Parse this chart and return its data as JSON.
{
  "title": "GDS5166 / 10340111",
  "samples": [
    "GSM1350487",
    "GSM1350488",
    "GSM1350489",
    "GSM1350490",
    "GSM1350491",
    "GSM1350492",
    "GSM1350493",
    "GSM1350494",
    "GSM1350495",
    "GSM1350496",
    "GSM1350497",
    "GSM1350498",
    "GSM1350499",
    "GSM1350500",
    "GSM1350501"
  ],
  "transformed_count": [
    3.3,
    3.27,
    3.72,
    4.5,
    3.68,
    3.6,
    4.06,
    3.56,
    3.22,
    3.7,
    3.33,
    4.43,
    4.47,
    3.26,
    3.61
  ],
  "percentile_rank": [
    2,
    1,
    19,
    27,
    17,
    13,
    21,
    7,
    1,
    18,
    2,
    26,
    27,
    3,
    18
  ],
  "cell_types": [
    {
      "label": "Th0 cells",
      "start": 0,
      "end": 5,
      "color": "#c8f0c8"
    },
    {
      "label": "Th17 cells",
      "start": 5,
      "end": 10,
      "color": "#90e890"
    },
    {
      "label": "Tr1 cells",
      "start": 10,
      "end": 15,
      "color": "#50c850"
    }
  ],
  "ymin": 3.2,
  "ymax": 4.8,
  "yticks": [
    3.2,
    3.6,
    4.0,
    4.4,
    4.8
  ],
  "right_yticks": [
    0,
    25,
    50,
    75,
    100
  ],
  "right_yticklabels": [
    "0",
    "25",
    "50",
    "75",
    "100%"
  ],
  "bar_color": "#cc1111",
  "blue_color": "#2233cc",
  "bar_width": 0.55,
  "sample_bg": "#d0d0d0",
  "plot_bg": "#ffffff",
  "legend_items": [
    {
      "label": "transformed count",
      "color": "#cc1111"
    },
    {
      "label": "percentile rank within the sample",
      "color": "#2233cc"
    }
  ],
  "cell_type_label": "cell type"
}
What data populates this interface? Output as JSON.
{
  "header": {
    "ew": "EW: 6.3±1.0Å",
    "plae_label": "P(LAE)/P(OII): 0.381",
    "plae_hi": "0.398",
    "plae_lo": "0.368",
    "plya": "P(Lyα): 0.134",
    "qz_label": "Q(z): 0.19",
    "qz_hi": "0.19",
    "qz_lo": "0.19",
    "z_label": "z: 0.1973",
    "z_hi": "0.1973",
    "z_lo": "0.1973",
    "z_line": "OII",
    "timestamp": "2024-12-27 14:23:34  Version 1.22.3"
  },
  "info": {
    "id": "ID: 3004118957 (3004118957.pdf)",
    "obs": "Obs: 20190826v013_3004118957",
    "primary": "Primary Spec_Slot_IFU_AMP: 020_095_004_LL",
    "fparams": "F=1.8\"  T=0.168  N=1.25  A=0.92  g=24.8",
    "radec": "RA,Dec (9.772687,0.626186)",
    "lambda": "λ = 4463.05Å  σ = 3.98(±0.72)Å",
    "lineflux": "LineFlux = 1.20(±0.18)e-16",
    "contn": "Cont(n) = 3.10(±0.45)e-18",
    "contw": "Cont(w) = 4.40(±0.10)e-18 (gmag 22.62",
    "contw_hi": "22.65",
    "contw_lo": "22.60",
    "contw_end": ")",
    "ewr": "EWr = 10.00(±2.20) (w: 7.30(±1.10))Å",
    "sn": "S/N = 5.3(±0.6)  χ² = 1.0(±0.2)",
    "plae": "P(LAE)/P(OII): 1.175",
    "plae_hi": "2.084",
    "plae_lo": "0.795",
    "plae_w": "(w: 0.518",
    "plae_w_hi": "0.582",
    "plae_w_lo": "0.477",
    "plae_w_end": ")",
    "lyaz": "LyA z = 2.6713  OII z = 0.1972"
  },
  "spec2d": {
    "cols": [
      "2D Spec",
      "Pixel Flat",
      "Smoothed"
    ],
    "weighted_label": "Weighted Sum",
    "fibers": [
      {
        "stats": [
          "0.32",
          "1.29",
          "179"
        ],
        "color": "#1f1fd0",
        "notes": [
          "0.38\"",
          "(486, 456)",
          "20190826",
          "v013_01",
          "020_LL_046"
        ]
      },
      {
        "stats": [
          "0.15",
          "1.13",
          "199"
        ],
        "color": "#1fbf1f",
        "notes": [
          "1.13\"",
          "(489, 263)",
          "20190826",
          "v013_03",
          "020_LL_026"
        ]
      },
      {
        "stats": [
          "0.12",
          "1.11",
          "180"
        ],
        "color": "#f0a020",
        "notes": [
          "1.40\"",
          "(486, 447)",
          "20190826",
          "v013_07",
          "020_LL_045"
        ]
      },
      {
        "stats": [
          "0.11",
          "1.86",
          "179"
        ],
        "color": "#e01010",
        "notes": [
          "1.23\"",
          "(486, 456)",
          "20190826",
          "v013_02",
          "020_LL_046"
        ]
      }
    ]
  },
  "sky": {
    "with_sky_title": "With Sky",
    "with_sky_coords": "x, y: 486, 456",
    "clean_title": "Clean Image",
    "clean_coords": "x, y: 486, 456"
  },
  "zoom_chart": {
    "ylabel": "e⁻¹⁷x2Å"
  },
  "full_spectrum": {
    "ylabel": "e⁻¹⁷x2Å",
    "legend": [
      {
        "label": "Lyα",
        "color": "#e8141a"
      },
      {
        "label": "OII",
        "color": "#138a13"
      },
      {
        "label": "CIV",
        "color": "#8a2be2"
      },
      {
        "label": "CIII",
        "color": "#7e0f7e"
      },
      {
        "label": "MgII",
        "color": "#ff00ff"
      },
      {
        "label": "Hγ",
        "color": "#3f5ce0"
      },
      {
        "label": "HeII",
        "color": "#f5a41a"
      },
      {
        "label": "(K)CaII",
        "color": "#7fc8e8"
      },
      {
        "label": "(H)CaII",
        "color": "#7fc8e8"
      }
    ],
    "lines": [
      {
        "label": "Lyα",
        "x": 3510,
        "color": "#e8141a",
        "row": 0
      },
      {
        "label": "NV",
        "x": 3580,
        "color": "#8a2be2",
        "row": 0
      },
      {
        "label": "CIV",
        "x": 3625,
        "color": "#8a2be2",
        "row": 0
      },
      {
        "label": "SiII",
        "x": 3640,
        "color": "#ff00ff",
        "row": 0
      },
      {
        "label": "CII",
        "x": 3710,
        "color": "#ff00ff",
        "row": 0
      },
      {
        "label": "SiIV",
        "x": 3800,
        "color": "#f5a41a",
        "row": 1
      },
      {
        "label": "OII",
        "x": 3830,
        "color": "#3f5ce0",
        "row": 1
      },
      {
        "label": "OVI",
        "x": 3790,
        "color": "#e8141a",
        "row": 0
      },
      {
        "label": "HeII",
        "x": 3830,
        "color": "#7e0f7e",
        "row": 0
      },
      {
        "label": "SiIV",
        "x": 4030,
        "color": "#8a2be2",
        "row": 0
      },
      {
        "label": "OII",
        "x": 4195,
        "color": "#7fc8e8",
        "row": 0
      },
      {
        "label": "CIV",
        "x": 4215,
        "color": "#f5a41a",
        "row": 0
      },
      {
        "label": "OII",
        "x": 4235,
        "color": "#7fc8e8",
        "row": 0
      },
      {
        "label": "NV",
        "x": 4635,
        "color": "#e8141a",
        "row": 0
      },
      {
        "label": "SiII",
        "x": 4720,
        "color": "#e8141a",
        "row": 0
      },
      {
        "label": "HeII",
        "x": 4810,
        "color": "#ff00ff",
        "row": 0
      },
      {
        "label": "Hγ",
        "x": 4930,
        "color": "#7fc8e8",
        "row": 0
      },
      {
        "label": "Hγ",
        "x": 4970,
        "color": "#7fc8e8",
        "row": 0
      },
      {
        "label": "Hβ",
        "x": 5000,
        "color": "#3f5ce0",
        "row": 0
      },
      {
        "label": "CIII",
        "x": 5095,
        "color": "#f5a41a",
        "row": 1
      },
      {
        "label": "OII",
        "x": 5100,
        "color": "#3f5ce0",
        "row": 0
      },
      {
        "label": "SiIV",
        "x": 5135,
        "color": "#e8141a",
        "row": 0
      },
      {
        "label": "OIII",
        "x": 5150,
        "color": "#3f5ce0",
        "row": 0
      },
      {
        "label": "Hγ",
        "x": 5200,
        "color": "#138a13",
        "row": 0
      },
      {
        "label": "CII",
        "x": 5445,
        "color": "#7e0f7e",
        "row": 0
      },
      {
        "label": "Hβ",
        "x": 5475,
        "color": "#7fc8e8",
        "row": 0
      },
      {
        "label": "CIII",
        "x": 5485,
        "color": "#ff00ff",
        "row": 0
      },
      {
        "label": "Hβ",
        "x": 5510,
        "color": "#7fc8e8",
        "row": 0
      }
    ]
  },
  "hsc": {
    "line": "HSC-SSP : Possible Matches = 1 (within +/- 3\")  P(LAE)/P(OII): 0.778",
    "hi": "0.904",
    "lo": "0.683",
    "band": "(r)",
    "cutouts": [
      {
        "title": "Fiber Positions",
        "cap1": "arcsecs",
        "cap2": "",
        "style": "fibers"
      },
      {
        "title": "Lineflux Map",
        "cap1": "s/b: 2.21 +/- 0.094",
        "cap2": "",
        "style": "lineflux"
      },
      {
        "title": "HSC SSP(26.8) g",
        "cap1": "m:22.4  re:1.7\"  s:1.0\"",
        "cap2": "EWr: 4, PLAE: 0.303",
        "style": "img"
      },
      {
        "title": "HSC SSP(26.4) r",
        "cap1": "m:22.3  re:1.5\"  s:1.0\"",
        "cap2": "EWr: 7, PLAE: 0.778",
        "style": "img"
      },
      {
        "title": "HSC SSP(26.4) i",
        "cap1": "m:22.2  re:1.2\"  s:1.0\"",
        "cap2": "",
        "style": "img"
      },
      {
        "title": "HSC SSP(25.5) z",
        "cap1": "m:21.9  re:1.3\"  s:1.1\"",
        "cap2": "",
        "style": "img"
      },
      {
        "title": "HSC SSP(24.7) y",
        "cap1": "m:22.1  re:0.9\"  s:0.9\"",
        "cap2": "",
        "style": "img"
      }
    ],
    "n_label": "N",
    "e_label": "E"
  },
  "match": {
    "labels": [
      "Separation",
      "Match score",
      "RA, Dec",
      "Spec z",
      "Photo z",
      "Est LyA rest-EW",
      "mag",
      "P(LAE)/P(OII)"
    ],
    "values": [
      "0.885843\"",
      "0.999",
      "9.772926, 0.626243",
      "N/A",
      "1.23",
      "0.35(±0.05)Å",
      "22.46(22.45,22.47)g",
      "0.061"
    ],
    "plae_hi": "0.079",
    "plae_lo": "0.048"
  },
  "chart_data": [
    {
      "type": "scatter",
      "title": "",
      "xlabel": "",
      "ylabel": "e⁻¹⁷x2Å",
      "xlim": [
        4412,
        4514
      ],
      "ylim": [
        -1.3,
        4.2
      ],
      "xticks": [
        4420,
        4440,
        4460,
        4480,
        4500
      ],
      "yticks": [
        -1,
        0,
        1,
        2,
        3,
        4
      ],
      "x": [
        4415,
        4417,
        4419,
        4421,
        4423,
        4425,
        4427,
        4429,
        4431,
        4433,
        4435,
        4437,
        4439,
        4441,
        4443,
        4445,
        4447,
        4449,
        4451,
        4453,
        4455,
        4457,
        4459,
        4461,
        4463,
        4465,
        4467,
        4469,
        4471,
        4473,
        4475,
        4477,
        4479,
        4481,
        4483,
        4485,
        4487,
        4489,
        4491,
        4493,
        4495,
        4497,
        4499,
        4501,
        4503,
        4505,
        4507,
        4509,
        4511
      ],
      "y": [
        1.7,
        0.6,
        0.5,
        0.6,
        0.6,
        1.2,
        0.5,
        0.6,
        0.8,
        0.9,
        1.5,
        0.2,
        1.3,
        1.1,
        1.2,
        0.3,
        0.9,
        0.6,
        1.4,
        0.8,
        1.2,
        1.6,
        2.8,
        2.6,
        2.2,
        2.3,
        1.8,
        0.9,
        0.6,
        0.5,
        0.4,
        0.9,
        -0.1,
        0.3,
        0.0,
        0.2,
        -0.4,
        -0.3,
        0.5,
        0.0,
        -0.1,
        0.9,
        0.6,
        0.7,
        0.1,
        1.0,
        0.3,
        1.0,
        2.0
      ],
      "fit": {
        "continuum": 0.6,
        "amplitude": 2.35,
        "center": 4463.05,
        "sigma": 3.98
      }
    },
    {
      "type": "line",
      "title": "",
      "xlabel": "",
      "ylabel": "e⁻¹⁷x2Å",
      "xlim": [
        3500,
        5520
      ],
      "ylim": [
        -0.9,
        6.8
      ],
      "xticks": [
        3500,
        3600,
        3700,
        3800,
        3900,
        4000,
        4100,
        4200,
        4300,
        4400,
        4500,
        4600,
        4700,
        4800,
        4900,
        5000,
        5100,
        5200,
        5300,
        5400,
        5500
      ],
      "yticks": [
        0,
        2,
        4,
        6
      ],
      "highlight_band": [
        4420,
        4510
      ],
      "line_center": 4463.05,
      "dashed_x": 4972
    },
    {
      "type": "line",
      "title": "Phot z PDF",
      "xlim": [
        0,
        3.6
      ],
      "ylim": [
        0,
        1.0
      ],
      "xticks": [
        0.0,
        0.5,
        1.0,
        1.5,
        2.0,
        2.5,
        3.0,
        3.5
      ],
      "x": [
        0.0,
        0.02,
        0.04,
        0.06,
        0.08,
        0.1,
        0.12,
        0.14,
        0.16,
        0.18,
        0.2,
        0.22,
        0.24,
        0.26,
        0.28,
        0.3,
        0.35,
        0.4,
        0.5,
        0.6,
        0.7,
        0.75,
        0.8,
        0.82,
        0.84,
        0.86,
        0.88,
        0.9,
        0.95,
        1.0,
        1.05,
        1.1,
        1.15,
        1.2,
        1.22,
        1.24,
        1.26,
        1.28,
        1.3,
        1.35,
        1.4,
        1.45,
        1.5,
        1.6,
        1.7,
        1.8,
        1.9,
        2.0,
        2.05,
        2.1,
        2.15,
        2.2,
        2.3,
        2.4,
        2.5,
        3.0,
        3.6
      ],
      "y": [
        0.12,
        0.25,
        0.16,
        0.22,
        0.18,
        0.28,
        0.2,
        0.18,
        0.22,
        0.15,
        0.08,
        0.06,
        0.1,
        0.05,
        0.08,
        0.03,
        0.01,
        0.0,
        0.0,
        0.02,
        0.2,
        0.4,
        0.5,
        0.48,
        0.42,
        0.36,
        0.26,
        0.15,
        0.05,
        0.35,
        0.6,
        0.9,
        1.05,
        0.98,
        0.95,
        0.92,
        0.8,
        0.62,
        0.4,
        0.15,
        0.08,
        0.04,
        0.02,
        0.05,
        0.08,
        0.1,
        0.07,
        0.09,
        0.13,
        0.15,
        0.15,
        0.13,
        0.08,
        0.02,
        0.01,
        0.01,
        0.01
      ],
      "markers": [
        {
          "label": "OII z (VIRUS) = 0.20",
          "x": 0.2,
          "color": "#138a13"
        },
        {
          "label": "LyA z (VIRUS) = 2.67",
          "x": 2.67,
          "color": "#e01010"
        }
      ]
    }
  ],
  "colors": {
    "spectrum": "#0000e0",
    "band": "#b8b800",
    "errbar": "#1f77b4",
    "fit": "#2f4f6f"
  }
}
________________________
▶ **ABOUT THIS EXERCISE**: Wherever a line contains the string "within", copy that line from the data.

▶ **YOUR SOLUTION**:
      "label": "percentile rank within the sample",
    "line": "HSC-SSP : Possible Matches = 1 (within +/- 3\")  P(LAE)/P(OII): 0.778",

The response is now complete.